Personal information
- Born: 5 October 1974 Skopje, SR Macedonia, SFR Yugoslavia
- Died: 24 September 2022 (aged 47)
- Nationality: Macedonian

Teams managed
- Years: Team
- 2004: HC Rabotnichki
- 2004–2006: RK Metalurg Skopje (assistant)
- 2006–2007: RK Mladost Bogdanci
- 2007–2011: RK Metalurg Skopje (assistant)
- 2008–2013: Macedonia (assistant)
- 2011–2014: HC Vardar Skopje (assistant)
- 2015–2016: HC Rabotnichki
- 2016: HCM Roman
- 2016–2017: RK Eurofarm Rabotnik
- 2017–2019: Georgia
- 2018–2019: RK Struga
- 2019–2021: RK Golden Art KL7
- 2021: RK Radoviš
- 2021: RK Tineks Prolet
- 2022: KH Vushtrria

= Andon Boškovski =

Macedonian handball coach (1974–2022)

Andon Boškovski (5 October 1974 – 24 September 2022) was a Macedonian handball coach.

He was a player for the Macedonian club Rabotnicki and Macedonian youth national team until he was forced to retire as a young player due to hand injury.

== Career as handball coach ==
Andon Boškovski started his coaching career from the club where he finished his playing career, the team of Rabotnicki. In 2004 he transferred to, then ambitious club, RK Metalurg Skopje taking the role of assistant coach. With Metalurg he won the Macedonian national league and participated in the Champions League, before he moved to another project with the team from Bogdanci. Handball club Bogdanci lasted about a year, and Boškovski returned to Metalurg where he stayed until 2011. In 2011, Boškovski moved to Vardar and assisted coach Veselin Vujovic in winning the SEHA League, the national title and the Cup title. For a short period in 2014, Boškovski had a new function as the head coach of Vardar. In 2015 he was appointed head coach of the oldest Macedonian handball club Rabotnicki, which finished on the sixth position in the national championship.

Boškovski had brief international experience coaching women's handball in Romanian club CSM Roman in 2016, before he returned to Macedonia as coach of RK Eurofarm Rabotnik. Leading the club to their historic first final in the Macedonian Cup against Vardar Boškovski secured a place in EHF Challenge Cup.

== Career as assistant coach in the Macedonian national team ==
From 2008 until 2013, Andon Boškovski was assistant coach in the Macedonian national team. During this period Macedonian national team participated in the 2009 World Men's Handball Championship, 2012 European Men's Handball Championship and 2013 World Men's Handball Championship.

__Data__:
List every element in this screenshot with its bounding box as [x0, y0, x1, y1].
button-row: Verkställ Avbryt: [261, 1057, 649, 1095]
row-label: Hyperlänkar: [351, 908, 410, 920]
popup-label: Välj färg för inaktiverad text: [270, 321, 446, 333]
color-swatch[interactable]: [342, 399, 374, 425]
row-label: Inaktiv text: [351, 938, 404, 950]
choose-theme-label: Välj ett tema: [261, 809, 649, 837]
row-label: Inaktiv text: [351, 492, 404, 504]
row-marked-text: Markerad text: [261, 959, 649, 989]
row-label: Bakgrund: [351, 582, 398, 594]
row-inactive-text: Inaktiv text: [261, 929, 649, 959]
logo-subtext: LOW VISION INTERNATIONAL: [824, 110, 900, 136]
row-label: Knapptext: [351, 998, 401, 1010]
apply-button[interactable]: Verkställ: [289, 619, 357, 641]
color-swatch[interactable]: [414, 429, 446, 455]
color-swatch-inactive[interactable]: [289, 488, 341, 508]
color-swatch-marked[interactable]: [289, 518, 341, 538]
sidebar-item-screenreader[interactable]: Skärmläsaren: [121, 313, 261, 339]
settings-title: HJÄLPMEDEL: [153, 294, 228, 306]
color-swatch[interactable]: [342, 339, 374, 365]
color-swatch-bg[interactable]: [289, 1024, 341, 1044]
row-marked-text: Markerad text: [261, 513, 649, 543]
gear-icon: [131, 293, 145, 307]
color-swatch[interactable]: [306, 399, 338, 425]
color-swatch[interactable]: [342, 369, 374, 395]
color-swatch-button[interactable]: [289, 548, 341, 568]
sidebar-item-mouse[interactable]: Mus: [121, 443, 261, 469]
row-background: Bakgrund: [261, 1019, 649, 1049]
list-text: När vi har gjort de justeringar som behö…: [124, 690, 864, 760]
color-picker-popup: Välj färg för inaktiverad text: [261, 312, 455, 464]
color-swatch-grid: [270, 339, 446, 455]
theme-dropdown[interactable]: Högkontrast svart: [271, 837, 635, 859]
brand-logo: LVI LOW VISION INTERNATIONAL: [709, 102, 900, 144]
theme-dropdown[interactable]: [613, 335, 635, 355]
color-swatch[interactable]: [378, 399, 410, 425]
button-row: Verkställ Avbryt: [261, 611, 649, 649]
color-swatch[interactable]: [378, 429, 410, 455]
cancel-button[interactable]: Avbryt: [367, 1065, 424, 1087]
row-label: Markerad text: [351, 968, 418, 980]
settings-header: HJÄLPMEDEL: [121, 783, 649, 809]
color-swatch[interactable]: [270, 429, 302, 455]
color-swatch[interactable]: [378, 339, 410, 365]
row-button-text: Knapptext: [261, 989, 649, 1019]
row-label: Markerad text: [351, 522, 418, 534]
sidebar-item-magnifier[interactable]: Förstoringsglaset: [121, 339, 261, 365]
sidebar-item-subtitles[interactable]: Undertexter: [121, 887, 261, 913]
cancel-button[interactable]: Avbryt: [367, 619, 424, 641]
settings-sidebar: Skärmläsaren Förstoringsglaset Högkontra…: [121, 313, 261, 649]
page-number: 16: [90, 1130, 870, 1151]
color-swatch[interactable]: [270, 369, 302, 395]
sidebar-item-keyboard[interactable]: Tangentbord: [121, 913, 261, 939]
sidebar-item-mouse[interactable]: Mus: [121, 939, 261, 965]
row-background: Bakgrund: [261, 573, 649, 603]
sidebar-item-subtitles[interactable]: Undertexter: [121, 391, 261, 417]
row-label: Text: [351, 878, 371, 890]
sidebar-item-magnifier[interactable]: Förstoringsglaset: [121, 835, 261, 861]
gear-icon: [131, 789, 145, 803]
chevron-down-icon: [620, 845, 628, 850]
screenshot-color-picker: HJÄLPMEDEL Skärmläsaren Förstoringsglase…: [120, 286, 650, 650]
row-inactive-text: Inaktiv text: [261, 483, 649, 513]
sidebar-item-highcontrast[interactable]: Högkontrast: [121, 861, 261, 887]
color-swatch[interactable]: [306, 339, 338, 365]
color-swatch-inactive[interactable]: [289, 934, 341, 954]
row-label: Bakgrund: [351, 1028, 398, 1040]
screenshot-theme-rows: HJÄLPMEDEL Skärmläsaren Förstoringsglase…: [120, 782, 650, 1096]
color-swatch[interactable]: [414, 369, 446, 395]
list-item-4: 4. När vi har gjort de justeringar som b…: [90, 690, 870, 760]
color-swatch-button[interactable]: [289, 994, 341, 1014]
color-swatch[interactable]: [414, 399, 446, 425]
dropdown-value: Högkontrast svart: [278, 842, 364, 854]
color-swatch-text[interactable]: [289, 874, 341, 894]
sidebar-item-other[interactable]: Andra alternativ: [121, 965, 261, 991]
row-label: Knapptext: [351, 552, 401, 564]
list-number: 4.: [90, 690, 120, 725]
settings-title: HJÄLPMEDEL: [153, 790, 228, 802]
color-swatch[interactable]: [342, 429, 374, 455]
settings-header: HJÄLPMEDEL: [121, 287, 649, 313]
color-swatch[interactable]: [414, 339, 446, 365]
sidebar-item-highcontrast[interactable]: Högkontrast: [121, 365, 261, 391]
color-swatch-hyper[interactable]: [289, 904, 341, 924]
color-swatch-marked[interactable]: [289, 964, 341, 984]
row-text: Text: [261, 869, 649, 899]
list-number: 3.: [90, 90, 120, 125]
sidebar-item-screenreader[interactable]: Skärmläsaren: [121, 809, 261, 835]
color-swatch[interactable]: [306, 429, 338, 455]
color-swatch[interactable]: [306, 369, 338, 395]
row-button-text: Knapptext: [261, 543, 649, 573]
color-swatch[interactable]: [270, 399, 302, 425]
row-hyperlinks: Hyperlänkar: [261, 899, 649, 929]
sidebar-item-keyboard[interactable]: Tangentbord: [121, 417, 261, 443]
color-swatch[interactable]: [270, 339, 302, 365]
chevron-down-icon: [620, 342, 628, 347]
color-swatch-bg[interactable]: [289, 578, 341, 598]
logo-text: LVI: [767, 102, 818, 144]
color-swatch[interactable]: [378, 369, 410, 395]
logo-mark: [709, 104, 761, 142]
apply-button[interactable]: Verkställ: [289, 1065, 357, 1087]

__What you will do__:
- 1) In the article on Andon Boškovski, which head coach did he assist at Vardar starting in 2011?
- 2) List every tournament that the article on Andon Boškovski says the Macedonian national team took part in while he was its assistant coach.

__Results for the exercise__:
- 1) Veselin Vujovic

- 2)
- 2009 World Men's Handball Championship
- 2012 European Men's Handball Championship
- 2013 World Men's Handball Championship